- **Records for this task**:

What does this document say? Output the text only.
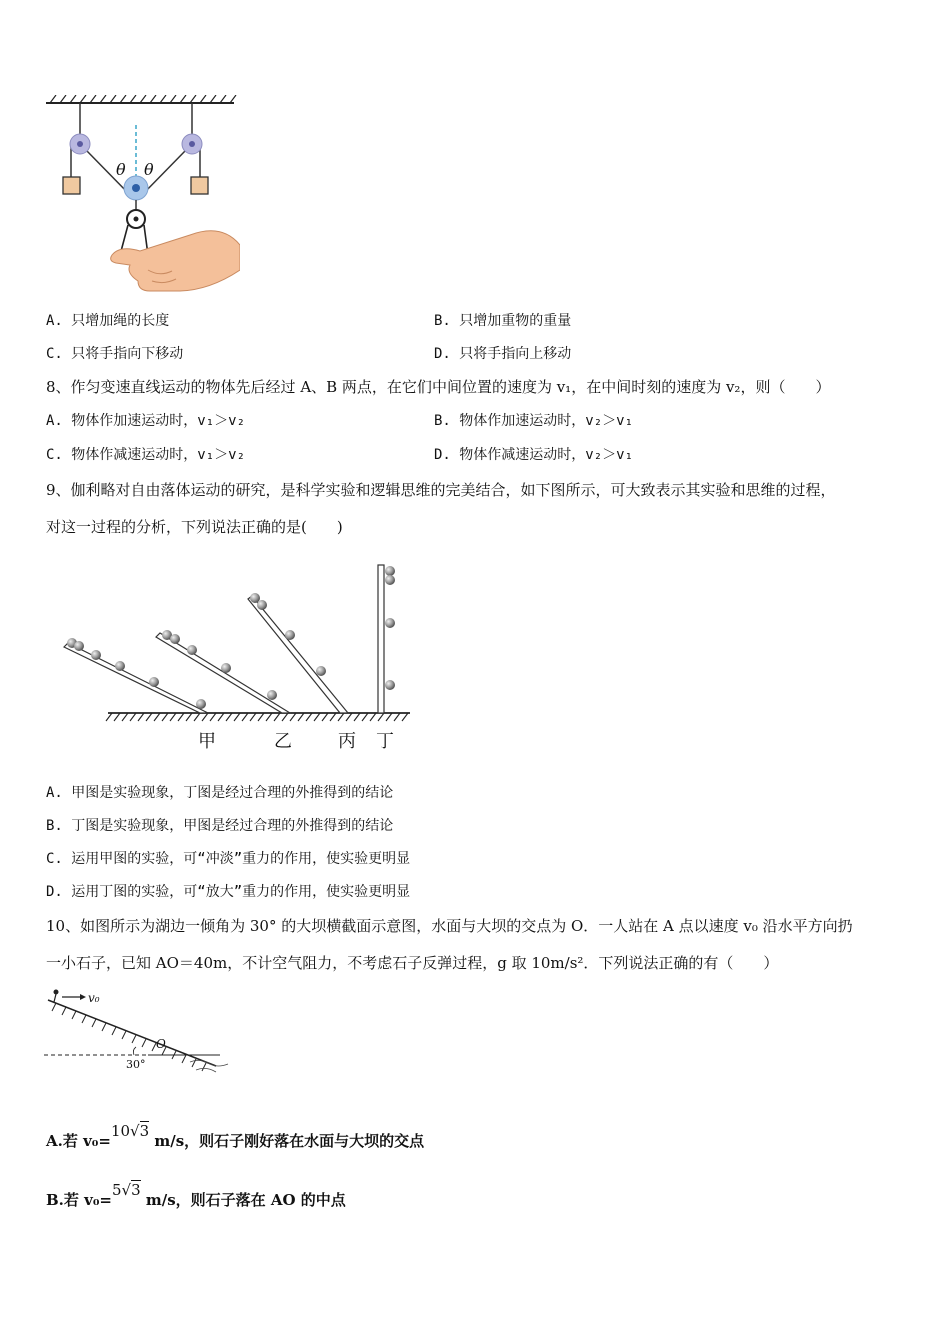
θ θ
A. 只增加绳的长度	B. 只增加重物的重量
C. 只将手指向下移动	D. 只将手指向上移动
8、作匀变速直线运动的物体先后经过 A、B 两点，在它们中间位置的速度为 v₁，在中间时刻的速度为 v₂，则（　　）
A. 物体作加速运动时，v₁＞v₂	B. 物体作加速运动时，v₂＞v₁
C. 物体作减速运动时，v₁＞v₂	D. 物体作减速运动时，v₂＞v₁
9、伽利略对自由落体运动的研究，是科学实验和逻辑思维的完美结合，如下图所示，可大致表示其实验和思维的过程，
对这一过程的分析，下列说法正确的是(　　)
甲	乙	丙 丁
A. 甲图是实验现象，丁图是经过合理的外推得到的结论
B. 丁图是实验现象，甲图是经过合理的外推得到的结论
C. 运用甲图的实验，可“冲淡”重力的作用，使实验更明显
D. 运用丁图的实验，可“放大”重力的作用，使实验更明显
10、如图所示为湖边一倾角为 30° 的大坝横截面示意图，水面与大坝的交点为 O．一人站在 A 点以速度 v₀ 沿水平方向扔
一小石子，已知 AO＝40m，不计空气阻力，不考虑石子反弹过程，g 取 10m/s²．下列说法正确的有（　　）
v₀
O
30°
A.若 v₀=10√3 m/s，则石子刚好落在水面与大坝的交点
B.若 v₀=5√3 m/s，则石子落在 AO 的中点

- **What this task involves**: Print every record above exactly as written, leaving out the pictures.

- **Final answer**:
What does this document say? Output the text only.
θ θ
A. 只增加绳的长度	B. 只增加重物的重量
C. 只将手指向下移动	D. 只将手指向上移动
8、作匀变速直线运动的物体先后经过 A、B 两点，在它们中间位置的速度为 v₁，在中间时刻的速度为 v₂，则（　　）
A. 物体作加速运动时，v₁＞v₂	B. 物体作加速运动时，v₂＞v₁
C. 物体作减速运动时，v₁＞v₂	D. 物体作减速运动时，v₂＞v₁
9、伽利略对自由落体运动的研究，是科学实验和逻辑思维的完美结合，如下图所示，可大致表示其实验和思维的过程，
对这一过程的分析，下列说法正确的是(　　)
甲	乙	丙 丁
A. 甲图是实验现象，丁图是经过合理的外推得到的结论
B. 丁图是实验现象，甲图是经过合理的外推得到的结论
C. 运用甲图的实验，可“冲淡”重力的作用，使实验更明显
D. 运用丁图的实验，可“放大”重力的作用，使实验更明显
10、如图所示为湖边一倾角为 30° 的大坝横截面示意图，水面与大坝的交点为 O．一人站在 A 点以速度 v₀ 沿水平方向扔
一小石子，已知 AO＝40m，不计空气阻力，不考虑石子反弹过程，g 取 10m/s²．下列说法正确的有（　　）
v₀
O
30°
A.若 v₀=10√3 m/s，则石子刚好落在水面与大坝的交点
B.若 v₀=5√3 m/s，则石子落在 AO 的中点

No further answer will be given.